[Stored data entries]
=-=-=-=-=
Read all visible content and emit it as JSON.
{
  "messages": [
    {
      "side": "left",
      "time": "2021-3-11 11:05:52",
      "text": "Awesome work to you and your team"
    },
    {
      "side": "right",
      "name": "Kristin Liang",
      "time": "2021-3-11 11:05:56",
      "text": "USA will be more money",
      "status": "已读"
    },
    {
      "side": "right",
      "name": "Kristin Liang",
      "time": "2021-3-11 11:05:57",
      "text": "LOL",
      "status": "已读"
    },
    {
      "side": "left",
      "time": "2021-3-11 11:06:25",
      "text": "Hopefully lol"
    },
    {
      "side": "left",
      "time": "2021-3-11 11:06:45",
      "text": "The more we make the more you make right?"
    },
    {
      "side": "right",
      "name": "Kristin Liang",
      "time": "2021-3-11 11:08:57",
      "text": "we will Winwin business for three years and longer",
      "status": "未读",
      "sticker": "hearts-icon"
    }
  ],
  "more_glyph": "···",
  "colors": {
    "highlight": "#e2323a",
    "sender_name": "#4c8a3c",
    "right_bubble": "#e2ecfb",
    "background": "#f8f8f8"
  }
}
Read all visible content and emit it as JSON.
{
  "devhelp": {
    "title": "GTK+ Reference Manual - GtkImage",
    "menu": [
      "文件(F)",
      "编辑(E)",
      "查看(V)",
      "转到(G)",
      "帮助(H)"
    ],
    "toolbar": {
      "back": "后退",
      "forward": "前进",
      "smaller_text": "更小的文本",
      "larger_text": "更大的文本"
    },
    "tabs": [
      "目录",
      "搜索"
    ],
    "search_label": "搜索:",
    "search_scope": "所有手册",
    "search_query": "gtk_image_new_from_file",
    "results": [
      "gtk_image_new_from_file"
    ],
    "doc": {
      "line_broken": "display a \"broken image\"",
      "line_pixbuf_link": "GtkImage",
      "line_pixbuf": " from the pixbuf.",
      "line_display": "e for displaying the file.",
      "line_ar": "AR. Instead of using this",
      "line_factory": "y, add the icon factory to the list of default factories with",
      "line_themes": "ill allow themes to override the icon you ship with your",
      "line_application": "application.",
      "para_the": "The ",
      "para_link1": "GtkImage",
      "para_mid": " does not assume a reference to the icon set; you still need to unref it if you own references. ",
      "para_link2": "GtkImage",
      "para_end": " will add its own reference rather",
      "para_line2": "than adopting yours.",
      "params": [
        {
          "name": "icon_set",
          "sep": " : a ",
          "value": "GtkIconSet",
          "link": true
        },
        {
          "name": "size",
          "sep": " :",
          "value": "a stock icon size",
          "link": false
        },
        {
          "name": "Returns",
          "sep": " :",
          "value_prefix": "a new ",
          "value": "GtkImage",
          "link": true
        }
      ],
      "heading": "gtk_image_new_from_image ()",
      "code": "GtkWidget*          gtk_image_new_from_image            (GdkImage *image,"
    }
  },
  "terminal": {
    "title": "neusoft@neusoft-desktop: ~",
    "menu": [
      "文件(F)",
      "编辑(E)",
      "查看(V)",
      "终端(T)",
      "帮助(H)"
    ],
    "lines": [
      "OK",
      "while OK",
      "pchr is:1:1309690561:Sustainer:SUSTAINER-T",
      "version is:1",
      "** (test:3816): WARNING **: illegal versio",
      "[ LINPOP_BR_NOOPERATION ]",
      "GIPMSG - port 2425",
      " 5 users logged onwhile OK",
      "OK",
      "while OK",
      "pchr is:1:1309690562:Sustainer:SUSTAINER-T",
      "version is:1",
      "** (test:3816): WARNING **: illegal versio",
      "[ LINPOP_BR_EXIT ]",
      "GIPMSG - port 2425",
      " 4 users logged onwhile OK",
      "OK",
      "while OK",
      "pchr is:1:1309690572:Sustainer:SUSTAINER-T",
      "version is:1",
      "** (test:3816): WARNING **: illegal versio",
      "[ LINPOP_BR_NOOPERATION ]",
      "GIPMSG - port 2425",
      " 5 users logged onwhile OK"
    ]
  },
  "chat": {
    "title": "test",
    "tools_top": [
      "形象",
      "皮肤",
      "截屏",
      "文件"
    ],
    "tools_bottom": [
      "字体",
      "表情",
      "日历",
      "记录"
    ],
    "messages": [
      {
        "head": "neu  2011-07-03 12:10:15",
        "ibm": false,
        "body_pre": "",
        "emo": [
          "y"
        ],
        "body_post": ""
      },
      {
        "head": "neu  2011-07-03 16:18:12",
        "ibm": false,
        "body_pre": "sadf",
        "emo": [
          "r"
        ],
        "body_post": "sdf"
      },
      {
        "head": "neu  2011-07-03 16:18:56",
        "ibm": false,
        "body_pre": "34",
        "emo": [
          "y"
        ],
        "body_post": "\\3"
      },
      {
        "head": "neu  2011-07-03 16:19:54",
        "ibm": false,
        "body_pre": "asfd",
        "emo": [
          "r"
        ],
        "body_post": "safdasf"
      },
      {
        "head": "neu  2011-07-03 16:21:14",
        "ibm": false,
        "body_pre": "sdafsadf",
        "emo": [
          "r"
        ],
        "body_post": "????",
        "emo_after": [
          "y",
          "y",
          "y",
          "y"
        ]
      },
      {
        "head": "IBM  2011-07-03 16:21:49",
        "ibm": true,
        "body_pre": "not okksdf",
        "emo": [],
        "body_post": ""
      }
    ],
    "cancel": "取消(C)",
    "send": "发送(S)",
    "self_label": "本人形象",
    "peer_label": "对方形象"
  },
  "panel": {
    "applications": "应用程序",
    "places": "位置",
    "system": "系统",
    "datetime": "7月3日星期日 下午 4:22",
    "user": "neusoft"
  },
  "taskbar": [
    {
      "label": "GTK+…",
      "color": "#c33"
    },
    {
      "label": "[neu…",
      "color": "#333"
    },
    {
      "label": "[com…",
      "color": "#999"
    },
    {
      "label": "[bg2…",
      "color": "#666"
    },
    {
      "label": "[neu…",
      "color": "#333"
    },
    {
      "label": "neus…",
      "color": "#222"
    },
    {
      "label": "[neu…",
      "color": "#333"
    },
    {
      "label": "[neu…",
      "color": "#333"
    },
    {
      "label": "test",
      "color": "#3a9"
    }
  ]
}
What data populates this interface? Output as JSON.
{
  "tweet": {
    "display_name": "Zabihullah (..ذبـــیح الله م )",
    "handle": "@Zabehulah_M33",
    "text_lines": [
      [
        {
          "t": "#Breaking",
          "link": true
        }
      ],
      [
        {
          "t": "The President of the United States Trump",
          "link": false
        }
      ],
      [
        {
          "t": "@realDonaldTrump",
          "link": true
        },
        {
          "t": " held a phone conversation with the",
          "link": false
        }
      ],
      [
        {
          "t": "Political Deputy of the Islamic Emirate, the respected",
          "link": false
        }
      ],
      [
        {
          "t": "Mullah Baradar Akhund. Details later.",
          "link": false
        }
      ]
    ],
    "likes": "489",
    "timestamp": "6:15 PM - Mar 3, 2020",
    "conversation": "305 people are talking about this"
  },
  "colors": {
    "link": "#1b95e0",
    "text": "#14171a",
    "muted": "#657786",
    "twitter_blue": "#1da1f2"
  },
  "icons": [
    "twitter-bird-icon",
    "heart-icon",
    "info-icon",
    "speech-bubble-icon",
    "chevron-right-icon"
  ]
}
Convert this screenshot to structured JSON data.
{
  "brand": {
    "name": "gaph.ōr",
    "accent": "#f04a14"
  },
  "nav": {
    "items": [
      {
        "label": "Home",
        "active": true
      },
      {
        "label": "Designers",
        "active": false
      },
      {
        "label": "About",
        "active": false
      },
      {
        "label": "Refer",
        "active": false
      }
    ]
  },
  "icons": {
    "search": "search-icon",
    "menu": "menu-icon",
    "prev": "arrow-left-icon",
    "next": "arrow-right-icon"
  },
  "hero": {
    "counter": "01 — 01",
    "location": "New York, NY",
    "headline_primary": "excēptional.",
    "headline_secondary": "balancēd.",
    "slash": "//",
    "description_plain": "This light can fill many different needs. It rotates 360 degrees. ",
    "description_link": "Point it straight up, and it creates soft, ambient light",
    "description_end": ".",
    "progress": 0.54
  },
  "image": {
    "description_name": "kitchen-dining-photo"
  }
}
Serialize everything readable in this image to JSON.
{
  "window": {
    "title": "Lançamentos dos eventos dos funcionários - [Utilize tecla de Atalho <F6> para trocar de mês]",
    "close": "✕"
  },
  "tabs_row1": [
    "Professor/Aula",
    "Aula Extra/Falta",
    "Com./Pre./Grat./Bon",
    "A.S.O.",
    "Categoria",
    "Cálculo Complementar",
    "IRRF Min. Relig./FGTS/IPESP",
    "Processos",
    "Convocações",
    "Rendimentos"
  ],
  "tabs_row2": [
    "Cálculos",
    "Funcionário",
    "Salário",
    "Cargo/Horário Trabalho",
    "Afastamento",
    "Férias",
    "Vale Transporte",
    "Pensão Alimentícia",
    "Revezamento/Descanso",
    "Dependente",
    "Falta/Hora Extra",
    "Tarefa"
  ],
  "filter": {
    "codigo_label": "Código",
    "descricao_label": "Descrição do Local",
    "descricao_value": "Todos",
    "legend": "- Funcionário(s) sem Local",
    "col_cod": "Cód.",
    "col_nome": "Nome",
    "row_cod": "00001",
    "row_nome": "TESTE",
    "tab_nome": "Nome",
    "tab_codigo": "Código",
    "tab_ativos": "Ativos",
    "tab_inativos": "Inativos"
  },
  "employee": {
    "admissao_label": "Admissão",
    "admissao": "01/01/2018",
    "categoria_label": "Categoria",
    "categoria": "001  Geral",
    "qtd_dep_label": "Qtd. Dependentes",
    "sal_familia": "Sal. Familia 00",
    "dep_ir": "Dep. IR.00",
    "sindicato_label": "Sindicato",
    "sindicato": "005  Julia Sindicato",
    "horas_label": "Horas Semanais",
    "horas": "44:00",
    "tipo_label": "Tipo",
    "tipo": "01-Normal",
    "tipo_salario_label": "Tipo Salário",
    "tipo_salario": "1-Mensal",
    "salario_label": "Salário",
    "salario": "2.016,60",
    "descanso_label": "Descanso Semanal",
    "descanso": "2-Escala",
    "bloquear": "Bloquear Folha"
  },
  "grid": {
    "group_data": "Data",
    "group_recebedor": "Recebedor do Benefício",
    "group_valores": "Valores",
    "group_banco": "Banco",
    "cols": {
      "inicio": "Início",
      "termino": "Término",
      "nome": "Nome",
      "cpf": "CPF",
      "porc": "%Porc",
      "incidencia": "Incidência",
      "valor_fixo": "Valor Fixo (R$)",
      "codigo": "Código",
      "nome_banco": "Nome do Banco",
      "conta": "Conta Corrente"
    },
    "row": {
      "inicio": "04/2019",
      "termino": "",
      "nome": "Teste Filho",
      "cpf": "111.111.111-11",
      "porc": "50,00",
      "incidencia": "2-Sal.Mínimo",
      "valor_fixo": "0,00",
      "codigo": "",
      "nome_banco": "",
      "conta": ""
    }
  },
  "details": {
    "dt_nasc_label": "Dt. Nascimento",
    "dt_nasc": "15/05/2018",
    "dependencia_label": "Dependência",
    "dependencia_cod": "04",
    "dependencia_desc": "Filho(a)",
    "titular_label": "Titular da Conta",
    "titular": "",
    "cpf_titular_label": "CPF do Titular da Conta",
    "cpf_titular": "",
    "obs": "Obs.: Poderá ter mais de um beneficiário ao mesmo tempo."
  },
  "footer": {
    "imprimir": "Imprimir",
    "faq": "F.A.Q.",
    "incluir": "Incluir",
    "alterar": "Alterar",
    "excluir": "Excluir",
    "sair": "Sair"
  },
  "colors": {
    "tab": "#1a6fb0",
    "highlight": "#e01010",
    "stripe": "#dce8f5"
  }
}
=-=-=-=-=
**CHALLENGE**
Choose all lines containing the string "incidencia" and copy them out.

**CORRECT RESPONSE**
      "incidencia": "Incidência",
      "incidencia": "2-Sal.Mínimo",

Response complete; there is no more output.